What you need to do: Below is a set of records; print all of them exactly as written.

Given entries:
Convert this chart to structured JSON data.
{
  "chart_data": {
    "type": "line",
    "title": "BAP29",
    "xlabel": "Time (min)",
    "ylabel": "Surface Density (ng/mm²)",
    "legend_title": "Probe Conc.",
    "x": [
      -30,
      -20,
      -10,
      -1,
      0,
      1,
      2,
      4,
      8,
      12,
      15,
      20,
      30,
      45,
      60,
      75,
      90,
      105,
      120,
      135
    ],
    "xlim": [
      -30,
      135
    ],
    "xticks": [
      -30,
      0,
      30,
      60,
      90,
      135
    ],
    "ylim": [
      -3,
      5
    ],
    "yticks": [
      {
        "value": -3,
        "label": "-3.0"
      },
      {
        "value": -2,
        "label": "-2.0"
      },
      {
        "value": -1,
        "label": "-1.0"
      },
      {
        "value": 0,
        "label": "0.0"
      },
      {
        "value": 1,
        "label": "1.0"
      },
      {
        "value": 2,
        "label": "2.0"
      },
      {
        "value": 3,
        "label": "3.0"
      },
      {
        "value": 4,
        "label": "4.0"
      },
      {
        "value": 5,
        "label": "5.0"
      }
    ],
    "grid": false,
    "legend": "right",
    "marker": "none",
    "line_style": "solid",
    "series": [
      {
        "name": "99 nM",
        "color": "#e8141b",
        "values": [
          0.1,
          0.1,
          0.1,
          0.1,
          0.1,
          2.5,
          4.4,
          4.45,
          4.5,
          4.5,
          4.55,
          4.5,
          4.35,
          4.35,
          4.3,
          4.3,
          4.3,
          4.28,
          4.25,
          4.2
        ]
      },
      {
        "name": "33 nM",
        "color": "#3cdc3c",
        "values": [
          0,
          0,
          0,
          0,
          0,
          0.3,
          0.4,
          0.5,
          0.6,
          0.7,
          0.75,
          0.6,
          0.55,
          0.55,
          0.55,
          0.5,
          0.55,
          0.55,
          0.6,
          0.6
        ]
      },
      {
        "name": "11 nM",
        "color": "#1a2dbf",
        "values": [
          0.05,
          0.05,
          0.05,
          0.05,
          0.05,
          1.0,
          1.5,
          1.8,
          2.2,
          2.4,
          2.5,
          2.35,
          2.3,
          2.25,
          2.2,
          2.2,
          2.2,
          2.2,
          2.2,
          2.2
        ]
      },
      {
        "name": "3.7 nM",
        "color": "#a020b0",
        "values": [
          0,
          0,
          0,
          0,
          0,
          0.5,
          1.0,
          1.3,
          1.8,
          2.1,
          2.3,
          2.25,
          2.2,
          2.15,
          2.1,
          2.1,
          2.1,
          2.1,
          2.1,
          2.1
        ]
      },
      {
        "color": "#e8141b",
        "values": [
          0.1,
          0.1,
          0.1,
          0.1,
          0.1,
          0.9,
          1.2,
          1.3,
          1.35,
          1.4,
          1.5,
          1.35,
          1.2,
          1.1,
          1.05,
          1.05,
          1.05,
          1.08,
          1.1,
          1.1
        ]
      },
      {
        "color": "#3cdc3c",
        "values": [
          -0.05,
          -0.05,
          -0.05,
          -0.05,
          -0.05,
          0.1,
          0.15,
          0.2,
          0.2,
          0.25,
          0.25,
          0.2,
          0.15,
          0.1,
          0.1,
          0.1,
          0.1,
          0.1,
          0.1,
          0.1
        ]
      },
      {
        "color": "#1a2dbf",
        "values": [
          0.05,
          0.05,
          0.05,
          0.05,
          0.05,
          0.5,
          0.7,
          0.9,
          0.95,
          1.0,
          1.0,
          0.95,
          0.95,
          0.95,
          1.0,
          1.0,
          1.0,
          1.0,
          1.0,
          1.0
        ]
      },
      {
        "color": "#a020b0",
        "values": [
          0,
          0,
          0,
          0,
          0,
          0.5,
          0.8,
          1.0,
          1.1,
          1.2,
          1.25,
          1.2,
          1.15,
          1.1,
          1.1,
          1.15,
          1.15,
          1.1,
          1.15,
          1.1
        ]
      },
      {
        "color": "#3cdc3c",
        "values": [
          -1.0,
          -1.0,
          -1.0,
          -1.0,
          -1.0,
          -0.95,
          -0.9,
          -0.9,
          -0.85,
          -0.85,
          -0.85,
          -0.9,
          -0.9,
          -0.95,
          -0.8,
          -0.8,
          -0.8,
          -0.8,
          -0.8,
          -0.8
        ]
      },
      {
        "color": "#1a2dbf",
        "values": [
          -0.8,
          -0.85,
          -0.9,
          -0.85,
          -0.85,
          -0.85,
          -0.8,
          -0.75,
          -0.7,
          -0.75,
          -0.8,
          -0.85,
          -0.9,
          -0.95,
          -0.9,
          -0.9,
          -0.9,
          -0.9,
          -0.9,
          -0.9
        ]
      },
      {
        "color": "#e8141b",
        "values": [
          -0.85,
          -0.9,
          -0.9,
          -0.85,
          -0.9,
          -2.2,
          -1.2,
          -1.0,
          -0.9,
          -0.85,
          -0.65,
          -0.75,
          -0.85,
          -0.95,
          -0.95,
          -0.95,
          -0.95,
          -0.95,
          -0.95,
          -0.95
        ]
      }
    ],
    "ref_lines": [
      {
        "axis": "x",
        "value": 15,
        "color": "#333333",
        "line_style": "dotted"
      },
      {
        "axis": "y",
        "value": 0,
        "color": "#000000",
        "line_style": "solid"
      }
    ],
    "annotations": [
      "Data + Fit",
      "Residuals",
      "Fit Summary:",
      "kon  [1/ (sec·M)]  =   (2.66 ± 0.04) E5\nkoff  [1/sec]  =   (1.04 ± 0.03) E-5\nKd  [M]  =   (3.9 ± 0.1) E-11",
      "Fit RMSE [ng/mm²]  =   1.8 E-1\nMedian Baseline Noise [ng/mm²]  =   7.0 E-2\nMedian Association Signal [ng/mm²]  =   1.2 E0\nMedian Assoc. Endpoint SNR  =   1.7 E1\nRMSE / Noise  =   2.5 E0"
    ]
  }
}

Response to this task:
Convert this chart to structured JSON data.
{
  "chart_data": {
    "type": "line",
    "title": "BAP29",
    "xlabel": "Time (min)",
    "ylabel": "Surface Density (ng/mm²)",
    "legend_title": "Probe Conc.",
    "x": [
      -30,
      -20,
      -10,
      -1,
      0,
      1,
      2,
      4,
      8,
      12,
      15,
      20,
      30,
      45,
      60,
      75,
      90,
      105,
      120,
      135
    ],
    "xlim": [
      -30,
      135
    ],
    "xticks": [
      -30,
      0,
      30,
      60,
      90,
      135
    ],
    "ylim": [
      -3,
      5
    ],
    "yticks": [
      {
        "value": -3,
        "label": "-3.0"
      },
      {
        "value": -2,
        "label": "-2.0"
      },
      {
        "value": -1,
        "label": "-1.0"
      },
      {
        "value": 0,
        "label": "0.0"
      },
      {
        "value": 1,
        "label": "1.0"
      },
      {
        "value": 2,
        "label": "2.0"
      },
      {
        "value": 3,
        "label": "3.0"
      },
      {
        "value": 4,
        "label": "4.0"
      },
      {
        "value": 5,
        "label": "5.0"
      }
    ],
    "grid": false,
    "legend": "right",
    "marker": "none",
    "line_style": "solid",
    "series": [
      {
        "name": "99 nM",
        "color": "#e8141b",
        "values": [
          0.1,
          0.1,
          0.1,
          0.1,
          0.1,
          2.5,
          4.4,
          4.45,
          4.5,
          4.5,
          4.55,
          4.5,
          4.35,
          4.35,
          4.3,
          4.3,
          4.3,
          4.28,
          4.25,
          4.2
        ]
      },
      {
        "name": "33 nM",
        "color": "#3cdc3c",
        "values": [
          0,
          0,
          0,
          0,
          0,
          0.3,
          0.4,
          0.5,
          0.6,
          0.7,
          0.75,
          0.6,
          0.55,
          0.55,
          0.55,
          0.5,
          0.55,
          0.55,
          0.6,
          0.6
        ]
      },
      {
        "name": "11 nM",
        "color": "#1a2dbf",
        "values": [
          0.05,
          0.05,
          0.05,
          0.05,
          0.05,
          1.0,
          1.5,
          1.8,
          2.2,
          2.4,
          2.5,
          2.35,
          2.3,
          2.25,
          2.2,
          2.2,
          2.2,
          2.2,
          2.2,
          2.2
        ]
      },
      {
        "name": "3.7 nM",
        "color": "#a020b0",
        "values": [
          0,
          0,
          0,
          0,
          0,
          0.5,
          1.0,
          1.3,
          1.8,
          2.1,
          2.3,
          2.25,
          2.2,
          2.15,
          2.1,
          2.1,
          2.1,
          2.1,
          2.1,
          2.1
        ]
      },
      {
        "color": "#e8141b",
        "values": [
          0.1,
          0.1,
          0.1,
          0.1,
          0.1,
          0.9,
          1.2,
          1.3,
          1.35,
          1.4,
          1.5,
          1.35,
          1.2,
          1.1,
          1.05,
          1.05,
          1.05,
          1.08,
          1.1,
          1.1
        ]
      },
      {
        "color": "#3cdc3c",
        "values": [
          -0.05,
          -0.05,
          -0.05,
          -0.05,
          -0.05,
          0.1,
          0.15,
          0.2,
          0.2,
          0.25,
          0.25,
          0.2,
          0.15,
          0.1,
          0.1,
          0.1,
          0.1,
          0.1,
          0.1,
          0.1
        ]
      },
      {
        "color": "#1a2dbf",
        "values": [
          0.05,
          0.05,
          0.05,
          0.05,
          0.05,
          0.5,
          0.7,
          0.9,
          0.95,
          1.0,
          1.0,
          0.95,
          0.95,
          0.95,
          1.0,
          1.0,
          1.0,
          1.0,
          1.0,
          1.0
        ]
      },
      {
        "color": "#a020b0",
        "values": [
          0,
          0,
          0,
          0,
          0,
          0.5,
          0.8,
          1.0,
          1.1,
          1.2,
          1.25,
          1.2,
          1.15,
          1.1,
          1.1,
          1.15,
          1.15,
          1.1,
          1.15,
          1.1
        ]
      },
      {
        "color": "#3cdc3c",
        "values": [
          -1.0,
          -1.0,
          -1.0,
          -1.0,
          -1.0,
          -0.95,
          -0.9,
          -0.9,
          -0.85,
          -0.85,
          -0.85,
          -0.9,
          -0.9,
          -0.95,
          -0.8,
          -0.8,
          -0.8,
          -0.8,
          -0.8,
          -0.8
        ]
      },
      {
        "color": "#1a2dbf",
        "values": [
          -0.8,
          -0.85,
          -0.9,
          -0.85,
          -0.85,
          -0.85,
          -0.8,
          -0.75,
          -0.7,
          -0.75,
          -0.8,
          -0.85,
          -0.9,
          -0.95,
          -0.9,
          -0.9,
          -0.9,
          -0.9,
          -0.9,
          -0.9
        ]
      },
      {
        "color": "#e8141b",
        "values": [
          -0.85,
          -0.9,
          -0.9,
          -0.85,
          -0.9,
          -2.2,
          -1.2,
          -1.0,
          -0.9,
          -0.85,
          -0.65,
          -0.75,
          -0.85,
          -0.95,
          -0.95,
          -0.95,
          -0.95,
          -0.95,
          -0.95,
          -0.95
        ]
      }
    ],
    "ref_lines": [
      {
        "axis": "x",
        "value": 15,
        "color": "#333333",
        "line_style": "dotted"
      },
      {
        "axis": "y",
        "value": 0,
        "color": "#000000",
        "line_style": "solid"
      }
    ],
    "annotations": [
      "Data + Fit",
      "Residuals",
      "Fit Summary:",
      "kon  [1/ (sec·M)]  =   (2.66 ± 0.04) E5\nkoff  [1/sec]  =   (1.04 ± 0.03) E-5\nKd  [M]  =   (3.9 ± 0.1) E-11",
      "Fit RMSE [ng/mm²]  =   1.8 E-1\nMedian Baseline Noise [ng/mm²]  =   7.0 E-2\nMedian Association Signal [ng/mm²]  =   1.2 E0\nMedian Assoc. Endpoint SNR  =   1.7 E1\nRMSE / Noise  =   2.5 E0"
    ]
  }
}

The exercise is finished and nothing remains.